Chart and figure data

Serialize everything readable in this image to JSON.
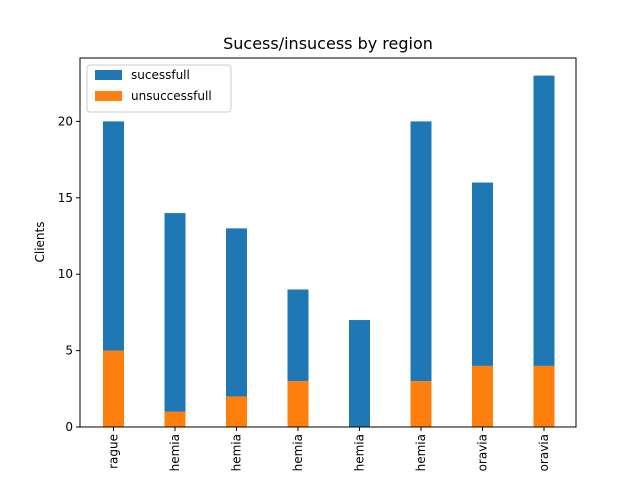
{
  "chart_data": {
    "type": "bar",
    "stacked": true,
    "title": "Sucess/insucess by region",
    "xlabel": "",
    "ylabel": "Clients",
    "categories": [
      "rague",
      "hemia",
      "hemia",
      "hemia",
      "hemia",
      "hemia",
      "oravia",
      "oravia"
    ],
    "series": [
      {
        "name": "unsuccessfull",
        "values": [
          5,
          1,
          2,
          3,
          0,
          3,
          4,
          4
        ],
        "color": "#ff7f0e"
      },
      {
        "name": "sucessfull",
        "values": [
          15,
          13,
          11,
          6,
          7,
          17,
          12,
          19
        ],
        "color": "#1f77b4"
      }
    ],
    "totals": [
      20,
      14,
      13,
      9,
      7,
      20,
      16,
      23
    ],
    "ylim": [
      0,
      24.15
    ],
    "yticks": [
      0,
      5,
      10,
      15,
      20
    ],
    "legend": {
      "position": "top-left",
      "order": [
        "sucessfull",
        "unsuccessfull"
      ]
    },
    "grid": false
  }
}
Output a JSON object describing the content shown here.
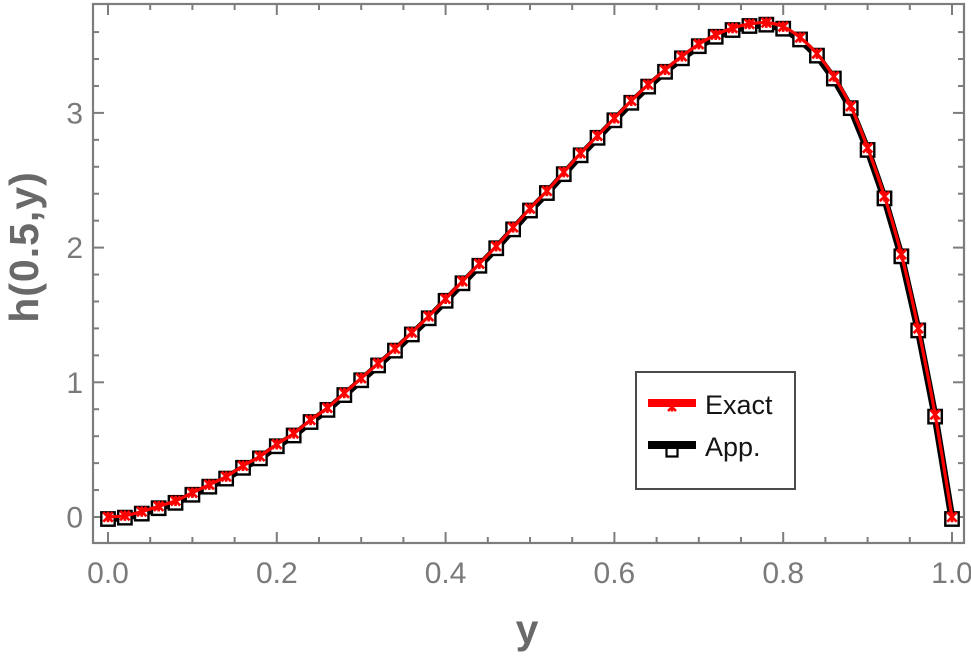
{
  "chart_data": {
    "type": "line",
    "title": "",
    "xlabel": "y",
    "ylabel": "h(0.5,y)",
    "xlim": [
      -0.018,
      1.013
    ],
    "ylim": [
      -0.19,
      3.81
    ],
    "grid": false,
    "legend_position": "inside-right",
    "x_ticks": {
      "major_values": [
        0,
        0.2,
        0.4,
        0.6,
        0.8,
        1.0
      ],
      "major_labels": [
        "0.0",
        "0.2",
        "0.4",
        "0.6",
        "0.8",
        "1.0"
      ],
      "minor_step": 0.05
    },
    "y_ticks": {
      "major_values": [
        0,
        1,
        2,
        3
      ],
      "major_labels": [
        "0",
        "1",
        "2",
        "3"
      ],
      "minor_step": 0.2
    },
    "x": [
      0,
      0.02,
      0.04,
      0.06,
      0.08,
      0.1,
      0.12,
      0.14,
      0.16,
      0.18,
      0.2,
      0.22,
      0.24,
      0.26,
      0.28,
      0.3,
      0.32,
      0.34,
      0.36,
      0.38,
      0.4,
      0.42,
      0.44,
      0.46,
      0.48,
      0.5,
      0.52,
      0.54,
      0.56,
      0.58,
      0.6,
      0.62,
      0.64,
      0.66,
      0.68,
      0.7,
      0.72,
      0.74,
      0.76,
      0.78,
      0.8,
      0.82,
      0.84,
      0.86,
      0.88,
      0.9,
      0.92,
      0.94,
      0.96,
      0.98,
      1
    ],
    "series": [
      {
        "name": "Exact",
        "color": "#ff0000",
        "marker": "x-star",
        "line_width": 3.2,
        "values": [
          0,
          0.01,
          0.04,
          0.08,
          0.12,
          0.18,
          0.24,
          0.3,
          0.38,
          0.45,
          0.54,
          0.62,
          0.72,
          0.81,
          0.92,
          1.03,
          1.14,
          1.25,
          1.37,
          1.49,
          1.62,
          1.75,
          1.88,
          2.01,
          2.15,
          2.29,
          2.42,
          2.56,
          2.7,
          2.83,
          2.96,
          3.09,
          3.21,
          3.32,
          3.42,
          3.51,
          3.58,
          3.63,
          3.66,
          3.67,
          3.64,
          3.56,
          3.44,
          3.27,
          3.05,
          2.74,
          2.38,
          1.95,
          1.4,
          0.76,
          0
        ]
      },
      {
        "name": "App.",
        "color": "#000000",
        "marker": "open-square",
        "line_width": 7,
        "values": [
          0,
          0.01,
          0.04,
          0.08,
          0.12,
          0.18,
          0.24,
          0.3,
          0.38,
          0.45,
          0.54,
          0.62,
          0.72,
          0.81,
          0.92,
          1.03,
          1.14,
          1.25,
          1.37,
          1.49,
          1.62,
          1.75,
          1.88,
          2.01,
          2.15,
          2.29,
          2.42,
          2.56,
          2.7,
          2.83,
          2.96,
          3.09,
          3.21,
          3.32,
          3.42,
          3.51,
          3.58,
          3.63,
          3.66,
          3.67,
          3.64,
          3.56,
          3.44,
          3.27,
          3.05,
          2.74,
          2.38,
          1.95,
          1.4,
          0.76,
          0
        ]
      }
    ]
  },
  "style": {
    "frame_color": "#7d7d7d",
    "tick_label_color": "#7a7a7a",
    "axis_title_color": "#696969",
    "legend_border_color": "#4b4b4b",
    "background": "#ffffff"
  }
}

TASK DETAILS: Check every line of the data above for the string "JSON", and copy those that have it.

WORKED SOLUTION:
Serialize everything readable in this image to JSON.
Output a JSON object describing the content shown here.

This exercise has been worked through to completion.